## Supplied information

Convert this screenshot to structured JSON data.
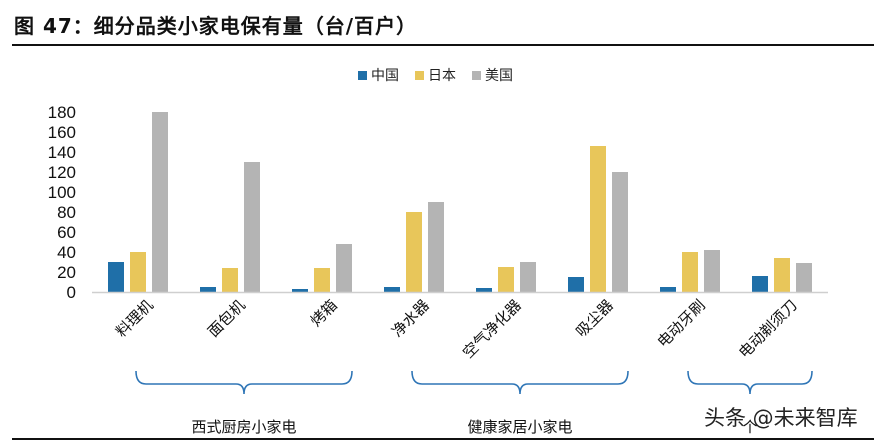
{
  "title": "图 47：细分品类小家电保有量（台/百户）",
  "watermark": "头条 @未来智库",
  "chart_data": {
    "type": "bar",
    "title": "图 47：细分品类小家电保有量（台/百户）",
    "xlabel": "",
    "ylabel": "",
    "ylim": [
      0,
      180
    ],
    "yticks": [
      0,
      20,
      40,
      60,
      80,
      100,
      120,
      140,
      160,
      180
    ],
    "grid": false,
    "legend_position": "top-center",
    "categories": [
      "料理机",
      "面包机",
      "烤箱",
      "净水器",
      "空气净化器",
      "吸尘器",
      "电动牙刷",
      "电动剃须刀"
    ],
    "series": [
      {
        "name": "中国",
        "color": "#1f6fa8",
        "values": [
          30,
          5,
          3,
          5,
          4,
          15,
          5,
          16
        ]
      },
      {
        "name": "日本",
        "color": "#e8c65a",
        "values": [
          40,
          24,
          24,
          80,
          25,
          146,
          40,
          34
        ]
      },
      {
        "name": "美国",
        "color": "#b4b4b4",
        "values": [
          180,
          130,
          48,
          90,
          30,
          120,
          42,
          29
        ]
      }
    ],
    "groups": [
      {
        "label": "西式厨房小家电",
        "from": 0,
        "to": 2
      },
      {
        "label": "健康家居小家电",
        "from": 3,
        "to": 5
      },
      {
        "label": "个",
        "from": 6,
        "to": 7
      }
    ]
  }
}
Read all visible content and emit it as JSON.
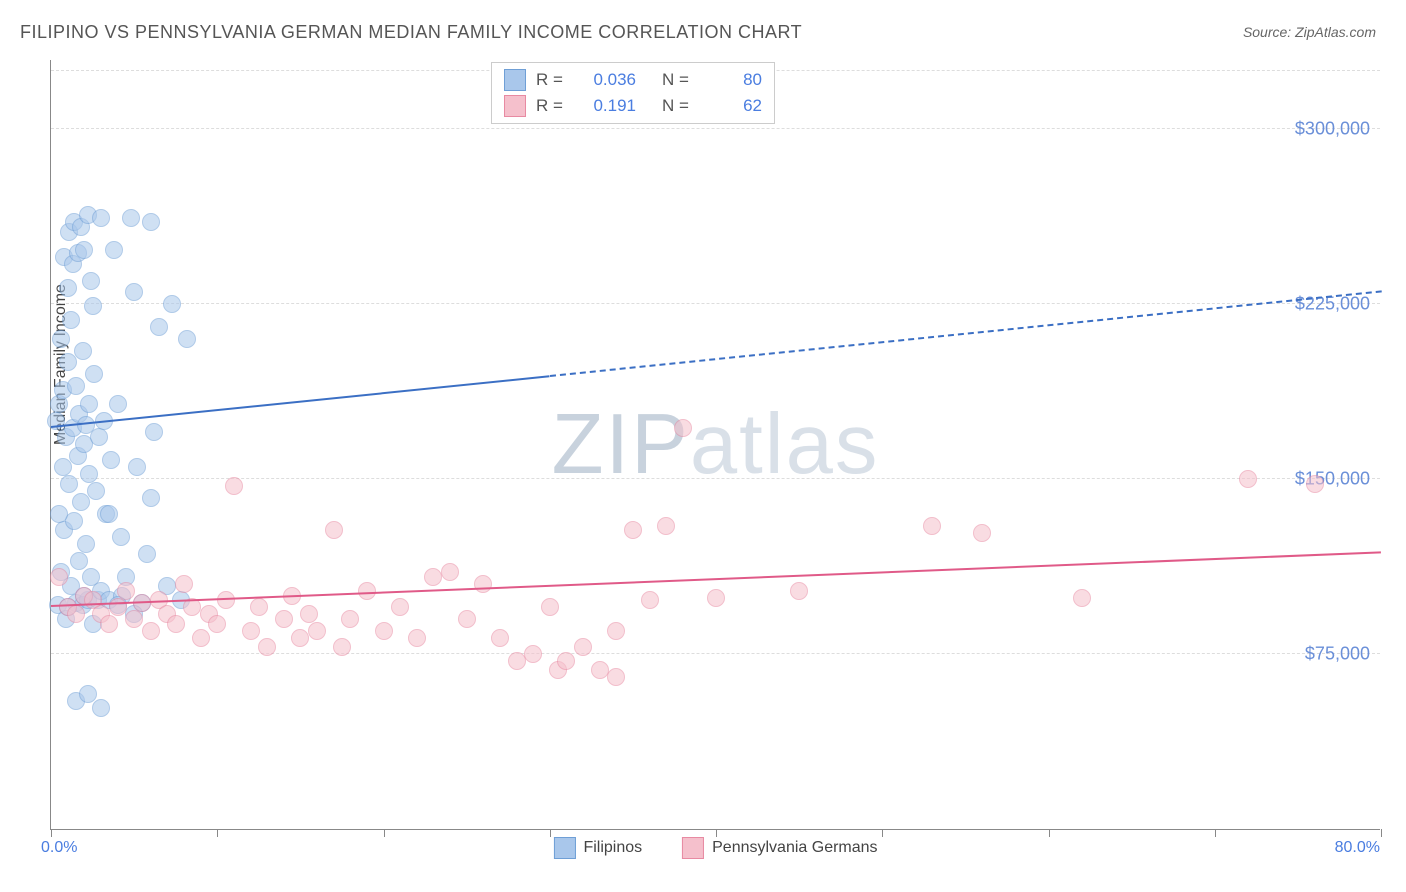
{
  "title": "FILIPINO VS PENNSYLVANIA GERMAN MEDIAN FAMILY INCOME CORRELATION CHART",
  "source": "Source: ZipAtlas.com",
  "watermark_pre": "ZIP",
  "watermark_post": "atlas",
  "ylabel": "Median Family Income",
  "chart": {
    "type": "scatter",
    "xlim": [
      0,
      80
    ],
    "ylim": [
      0,
      330000
    ],
    "x_ticks": [
      0,
      10,
      20,
      30,
      40,
      50,
      60,
      70,
      80
    ],
    "x_min_label": "0.0%",
    "x_max_label": "80.0%",
    "y_gridlines": [
      {
        "value": 75000,
        "label": "$75,000"
      },
      {
        "value": 150000,
        "label": "$150,000"
      },
      {
        "value": 225000,
        "label": "$225,000"
      },
      {
        "value": 300000,
        "label": "$300,000"
      },
      {
        "value": 325000,
        "label": ""
      }
    ],
    "background_color": "#ffffff",
    "grid_color": "#dddddd",
    "series": [
      {
        "name": "Filipinos",
        "color_fill": "#a9c7eb",
        "color_stroke": "#6f9fd6",
        "marker_radius": 9,
        "marker_opacity": 0.55,
        "r_value": "0.036",
        "n_value": "80",
        "trend": {
          "x1": 0,
          "y1": 172000,
          "x2_solid": 30,
          "x2": 80,
          "y2": 230000,
          "line_color": "#3b6fc4",
          "width": 2.2
        },
        "points": [
          [
            0.3,
            175000
          ],
          [
            0.4,
            96000
          ],
          [
            0.5,
            182000
          ],
          [
            0.6,
            210000
          ],
          [
            0.6,
            110000
          ],
          [
            0.7,
            155000
          ],
          [
            0.7,
            188000
          ],
          [
            0.8,
            245000
          ],
          [
            0.8,
            128000
          ],
          [
            0.9,
            168000
          ],
          [
            0.9,
            90000
          ],
          [
            1.0,
            200000
          ],
          [
            1.0,
            232000
          ],
          [
            1.1,
            148000
          ],
          [
            1.1,
            256000
          ],
          [
            1.2,
            104000
          ],
          [
            1.2,
            218000
          ],
          [
            1.3,
            172000
          ],
          [
            1.3,
            242000
          ],
          [
            1.4,
            260000
          ],
          [
            1.4,
            132000
          ],
          [
            1.5,
            97000
          ],
          [
            1.5,
            190000
          ],
          [
            1.6,
            247000
          ],
          [
            1.6,
            160000
          ],
          [
            1.7,
            178000
          ],
          [
            1.7,
            115000
          ],
          [
            1.8,
            258000
          ],
          [
            1.8,
            140000
          ],
          [
            1.9,
            96000
          ],
          [
            1.9,
            205000
          ],
          [
            2.0,
            165000
          ],
          [
            2.0,
            248000
          ],
          [
            2.1,
            173000
          ],
          [
            2.1,
            122000
          ],
          [
            2.2,
            263000
          ],
          [
            2.2,
            98000
          ],
          [
            2.3,
            152000
          ],
          [
            2.3,
            182000
          ],
          [
            2.4,
            235000
          ],
          [
            2.4,
            108000
          ],
          [
            2.5,
            224000
          ],
          [
            2.5,
            88000
          ],
          [
            2.6,
            195000
          ],
          [
            2.7,
            145000
          ],
          [
            2.8,
            98000
          ],
          [
            2.9,
            168000
          ],
          [
            3.0,
            262000
          ],
          [
            3.0,
            102000
          ],
          [
            3.2,
            175000
          ],
          [
            3.3,
            135000
          ],
          [
            3.5,
            98000
          ],
          [
            3.6,
            158000
          ],
          [
            3.8,
            248000
          ],
          [
            4.0,
            182000
          ],
          [
            4.2,
            125000
          ],
          [
            4.3,
            100000
          ],
          [
            4.5,
            108000
          ],
          [
            4.8,
            262000
          ],
          [
            5.0,
            230000
          ],
          [
            5.2,
            155000
          ],
          [
            5.5,
            97000
          ],
          [
            5.8,
            118000
          ],
          [
            6.0,
            260000
          ],
          [
            6.2,
            170000
          ],
          [
            6.5,
            215000
          ],
          [
            7.0,
            104000
          ],
          [
            7.3,
            225000
          ],
          [
            7.8,
            98000
          ],
          [
            8.2,
            210000
          ],
          [
            1.5,
            55000
          ],
          [
            2.2,
            58000
          ],
          [
            3.0,
            52000
          ],
          [
            6.0,
            142000
          ],
          [
            4.0,
            96000
          ],
          [
            5.0,
            92000
          ],
          [
            3.5,
            135000
          ],
          [
            2.0,
            100000
          ],
          [
            1.0,
            95000
          ],
          [
            0.5,
            135000
          ]
        ]
      },
      {
        "name": "Pennsylvania Germans",
        "color_fill": "#f5c0cc",
        "color_stroke": "#e88aa2",
        "marker_radius": 9,
        "marker_opacity": 0.55,
        "r_value": "0.191",
        "n_value": "62",
        "trend": {
          "x1": 0,
          "y1": 95000,
          "x2_solid": 80,
          "x2": 80,
          "y2": 118000,
          "line_color": "#e05a88",
          "width": 2
        },
        "points": [
          [
            0.5,
            108000
          ],
          [
            1.0,
            95000
          ],
          [
            1.5,
            92000
          ],
          [
            2.0,
            100000
          ],
          [
            2.5,
            98000
          ],
          [
            3.0,
            92000
          ],
          [
            3.5,
            88000
          ],
          [
            4.0,
            95000
          ],
          [
            4.5,
            102000
          ],
          [
            5.0,
            90000
          ],
          [
            5.5,
            97000
          ],
          [
            6.0,
            85000
          ],
          [
            6.5,
            98000
          ],
          [
            7.0,
            92000
          ],
          [
            7.5,
            88000
          ],
          [
            8.0,
            105000
          ],
          [
            8.5,
            95000
          ],
          [
            9.0,
            82000
          ],
          [
            9.5,
            92000
          ],
          [
            10.0,
            88000
          ],
          [
            10.5,
            98000
          ],
          [
            11.0,
            147000
          ],
          [
            12.0,
            85000
          ],
          [
            12.5,
            95000
          ],
          [
            13.0,
            78000
          ],
          [
            14.0,
            90000
          ],
          [
            14.5,
            100000
          ],
          [
            15.0,
            82000
          ],
          [
            15.5,
            92000
          ],
          [
            16.0,
            85000
          ],
          [
            17.0,
            128000
          ],
          [
            17.5,
            78000
          ],
          [
            18.0,
            90000
          ],
          [
            19.0,
            102000
          ],
          [
            20.0,
            85000
          ],
          [
            21.0,
            95000
          ],
          [
            22.0,
            82000
          ],
          [
            23.0,
            108000
          ],
          [
            24.0,
            110000
          ],
          [
            25.0,
            90000
          ],
          [
            26.0,
            105000
          ],
          [
            27.0,
            82000
          ],
          [
            28.0,
            72000
          ],
          [
            29.0,
            75000
          ],
          [
            30.0,
            95000
          ],
          [
            30.5,
            68000
          ],
          [
            31.0,
            72000
          ],
          [
            32.0,
            78000
          ],
          [
            33.0,
            68000
          ],
          [
            34.0,
            65000
          ],
          [
            35.0,
            128000
          ],
          [
            36.0,
            98000
          ],
          [
            37.0,
            130000
          ],
          [
            38.0,
            172000
          ],
          [
            40.0,
            99000
          ],
          [
            45.0,
            102000
          ],
          [
            53.0,
            130000
          ],
          [
            56.0,
            127000
          ],
          [
            62.0,
            99000
          ],
          [
            72.0,
            150000
          ],
          [
            76.0,
            148000
          ],
          [
            34.0,
            85000
          ]
        ]
      }
    ]
  },
  "legend_bottom": [
    {
      "label": "Filipinos",
      "fill": "#a9c7eb",
      "stroke": "#6f9fd6"
    },
    {
      "label": "Pennsylvania Germans",
      "fill": "#f5c0cc",
      "stroke": "#e88aa2"
    }
  ]
}
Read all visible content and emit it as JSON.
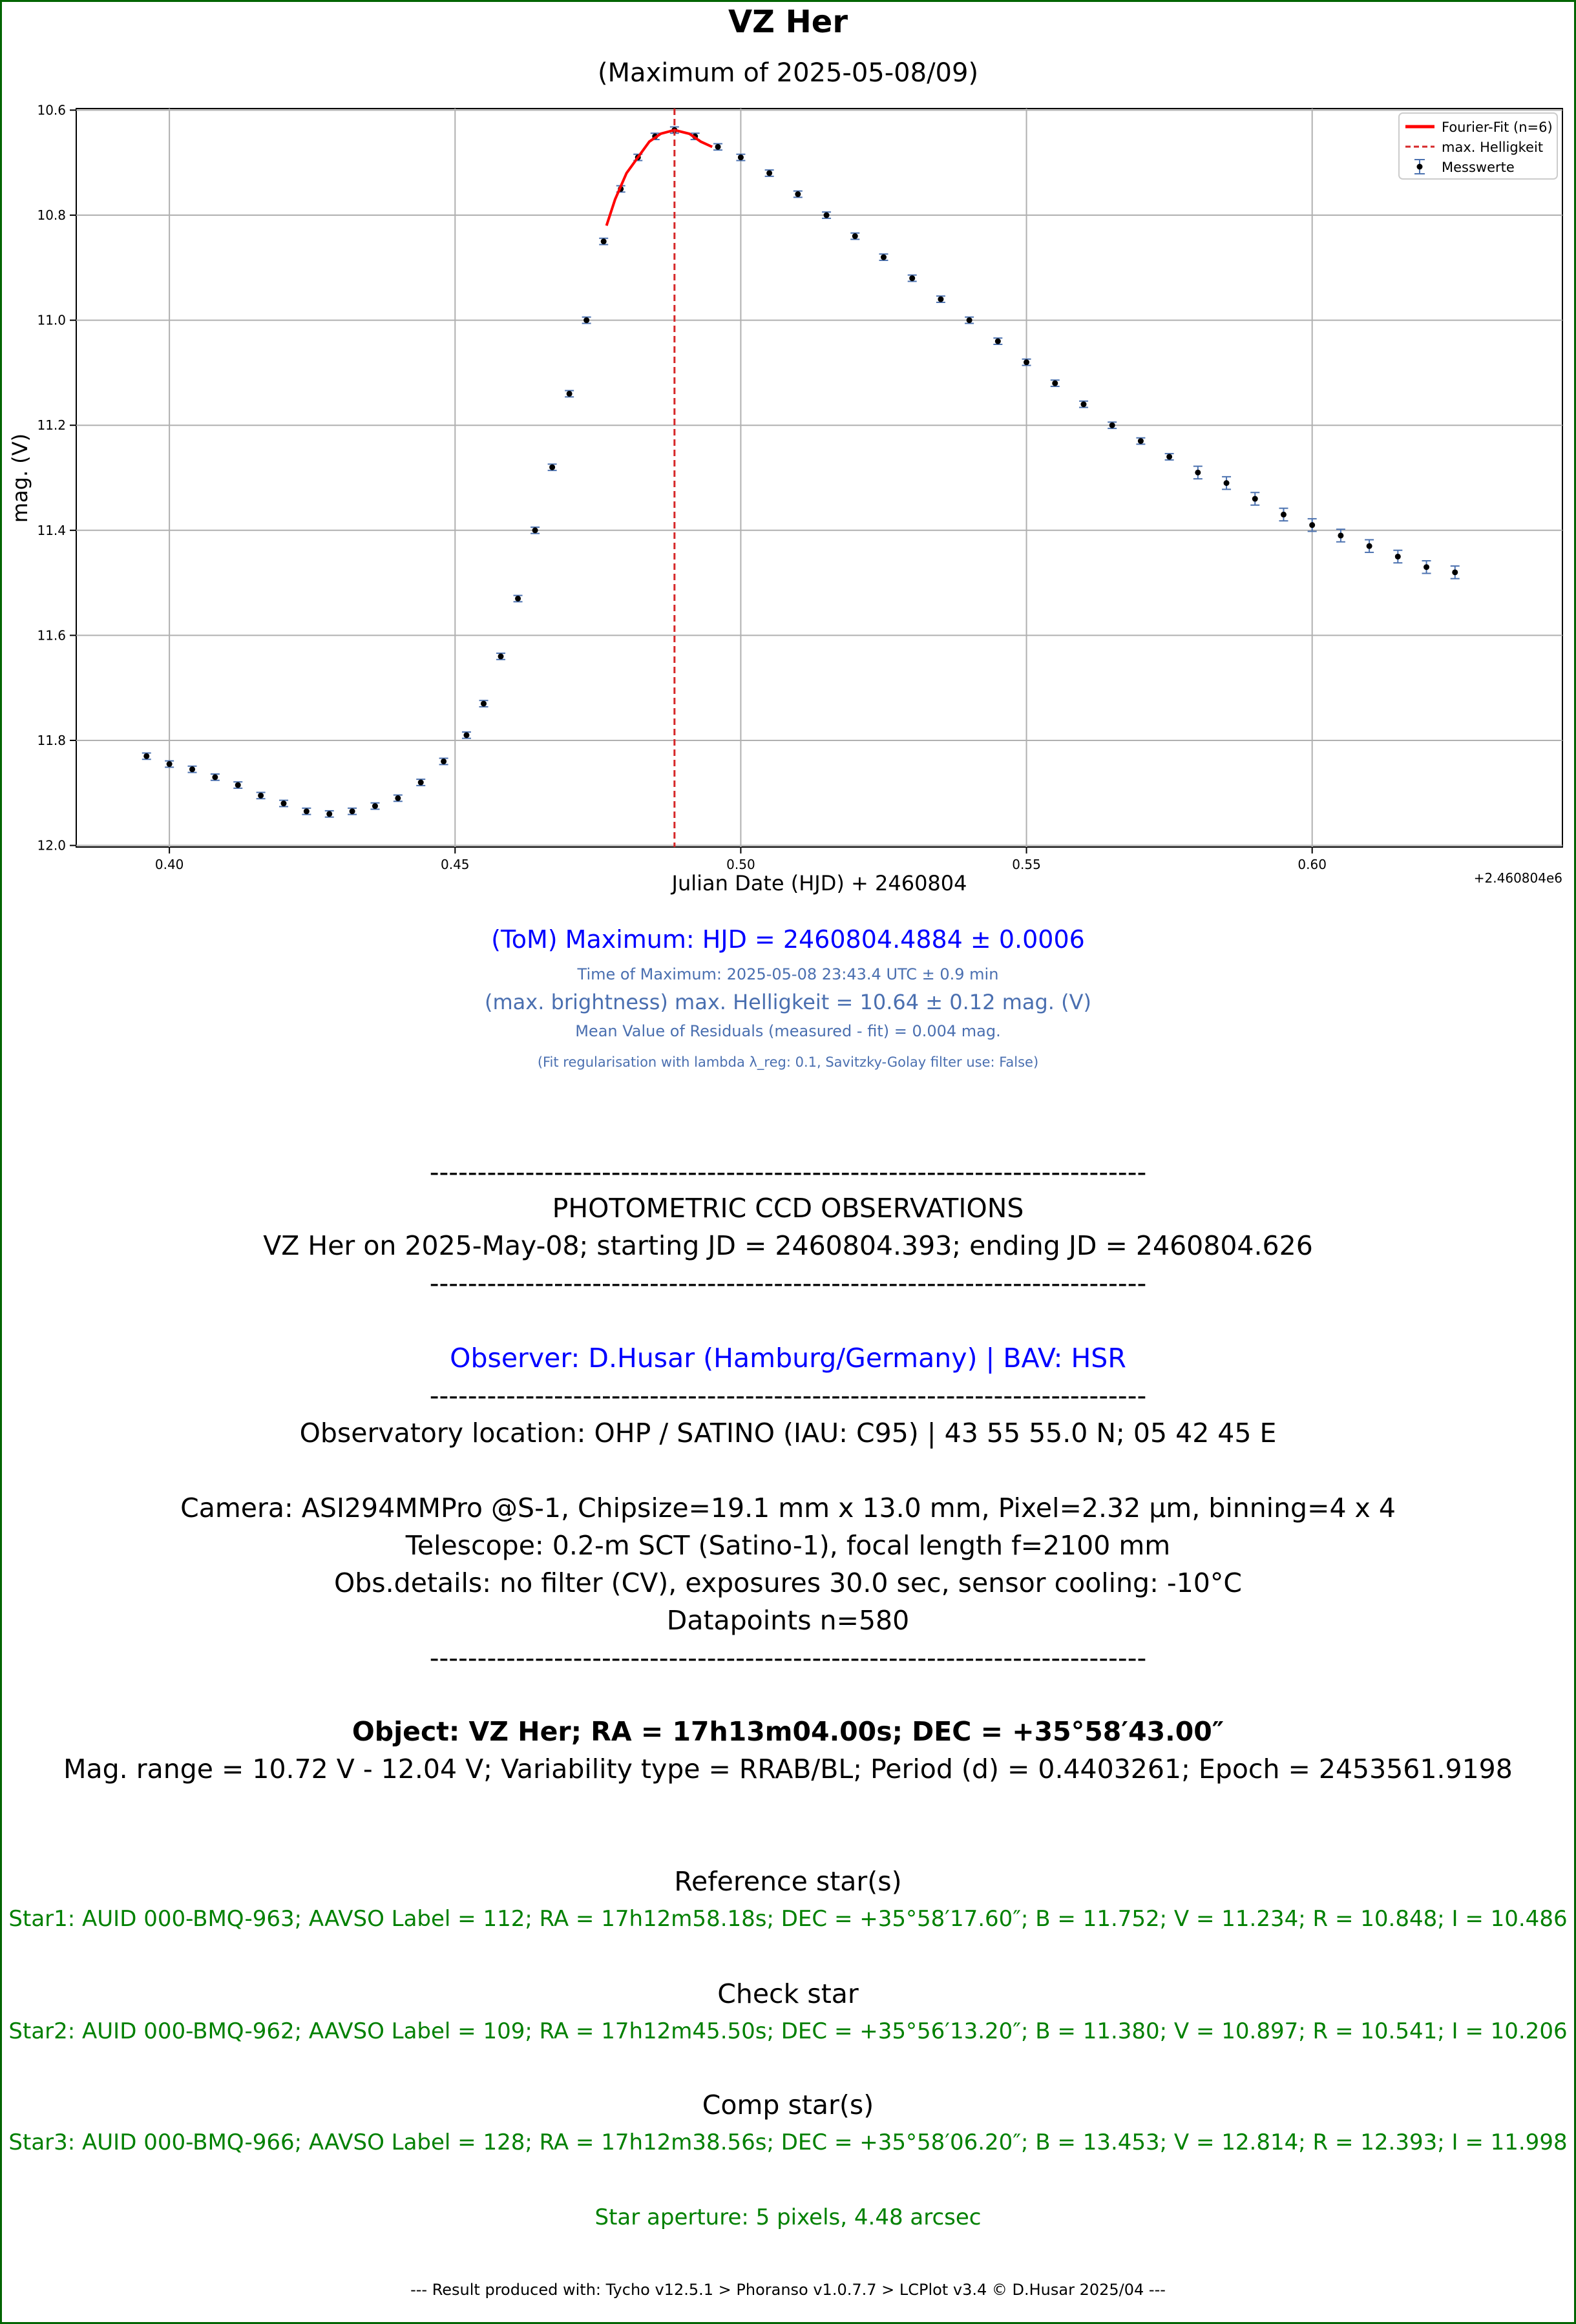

## Job
Locate the word "ylabel" in the records and collect each line it appears in.

## Exercise solution
    "ylabel": "",
  "ylabel": "Median Family Income",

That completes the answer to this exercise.